◆ **INSTRUCTION A**: Translate this sentence from the passage on Royal Purple bottles below into Spanish: "Each example we have found had a distinctive Owens scar on the base, indicating a manufacture by the Owens Automatic Bottle Machine."
◆ **INSTRUCTION B**: In one to three sentences, explain why the passage on Royal Purple bottles below concludes that the bottles could only have been made by Owens.
◆ **INSTRUCTION C**: Resume the passage on Royal Purple bottles below from where it stops.

The bottles appear in at least two variations, both originally with
paper labels. The most common has “Royal Purple” embossed around the
bottle just below the shoulder and a single letter on the base (Figure 5-75).
A second, illustrated by Hull-Walski and Ayres (1989:97), is embossed
“Royal Purple (arch) / F / GRAPE JUICE (inverted arch)” on the base.
Each example we have found had a distinctive Owens scar on the base,
indicating a manufacture by the Owens Automatic Bottle Machine. The
Owens Bottle Machine Co. retained the license to manufacture grape juice
bottles at the Toledo plant in 1909 (Lockhart et al. 2010; Miller &
McNichol 2000:7; Toulouse 1971:394). Thus, the timing (1915-1916) and
marking (Owens scar) indicate that the bottles could only have been made
by Owens.
Figure 5-74 – Royal Purple Ad,
1915 (MagazineArt.org 2009)
Figure 5-75 – Royal
Purple bottle (eBay)  
134  Here is the link with great vintage photos of Royal Purple items!  http://www.sha.org/bottle/pdffiles/EPChap5b.pdf


----------



## Robby Raccoon (Mar 13, 2016)

◆ **INFORMATION PROVIDED**:

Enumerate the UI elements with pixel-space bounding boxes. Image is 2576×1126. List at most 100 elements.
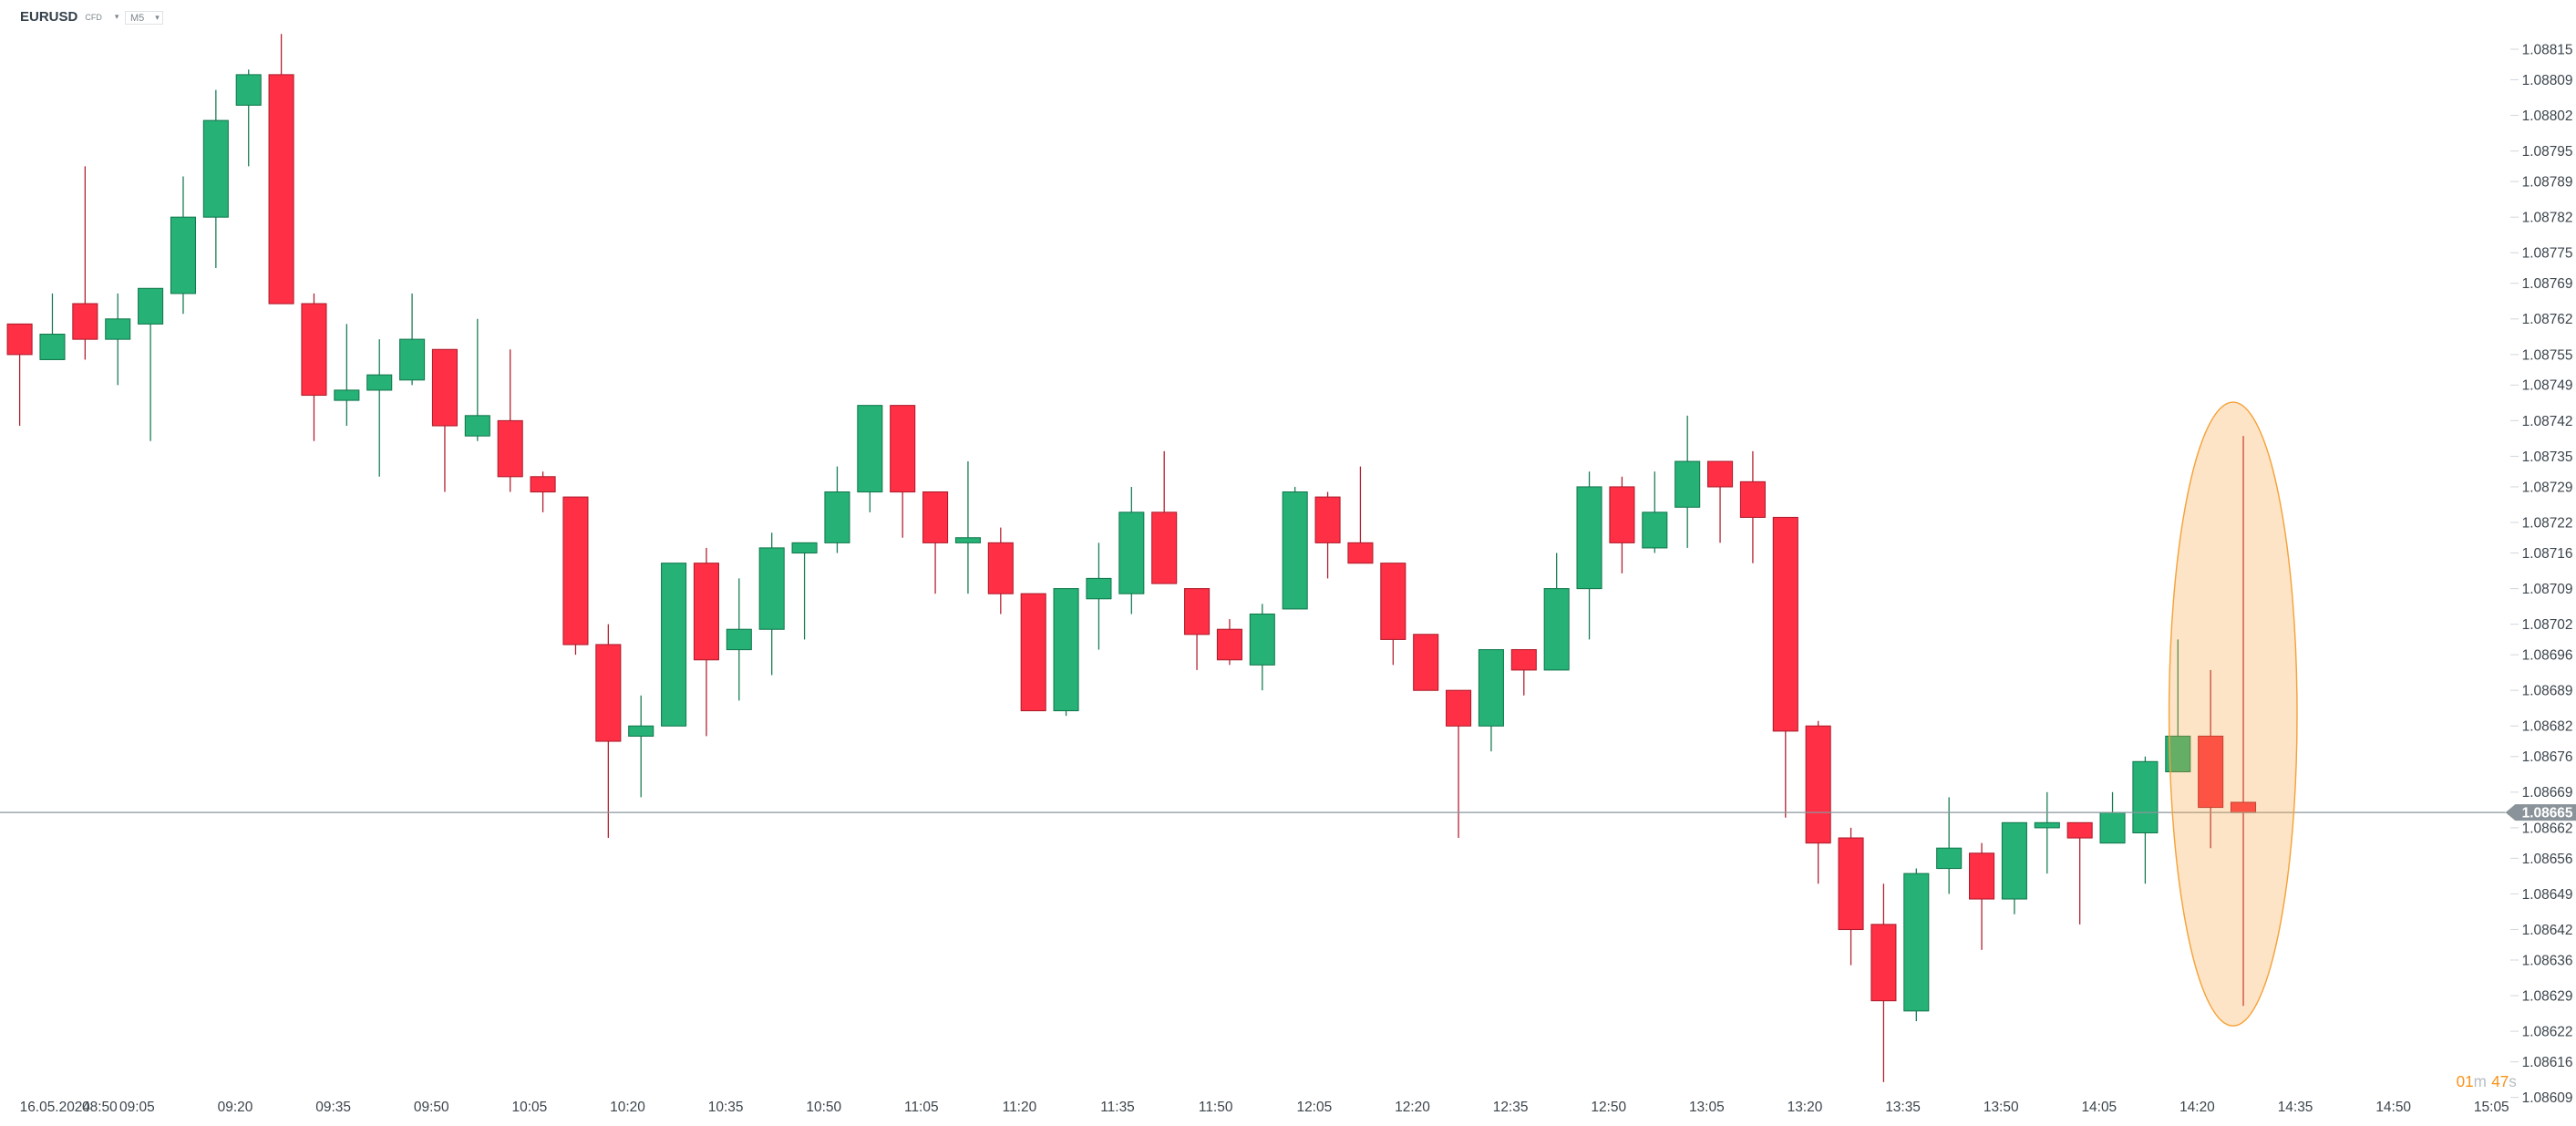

◆ **FINAL RESULT A**: Cada ejemplar que hemos encontrado tenía una cicatriz de Owens característica en la base, lo que indica que fue fabricado por la Owens Automatic Bottle Machine.

◆ **FINAL RESULT B**: Every bottle found has a distinctive Owens scar on the base, which points to production on the Owens Automatic Bottle Machine. The Owens Bottle Machine Co. had also retained the license to make grape juice bottles at its Toledo plant in 1909. That marking, together with the 1915-1916 timing, means only Owens could have made them.

◆ **FINAL RESULT C**:
Now that is what I am talking about. Thank you very much.


----------



## CreekWalker (Mar 13, 2016)

J. Hungerford Smith sold Royal Purple in west Tn , by I haven't seen one in years.


----------



## CreekWalker (Mar 18, 2016)

Shame we can't find more intact labels, but finding the old ads with period photos or drawings, for those products , give us an good idea of what they looked like.


----------



## Robby Raccoon (Mar 18, 2016)

I'm beginning to specialise in paper-labels (just added a few yesterday) and my town, so maybe one day I'll pick one up. 

Thanks for all your help.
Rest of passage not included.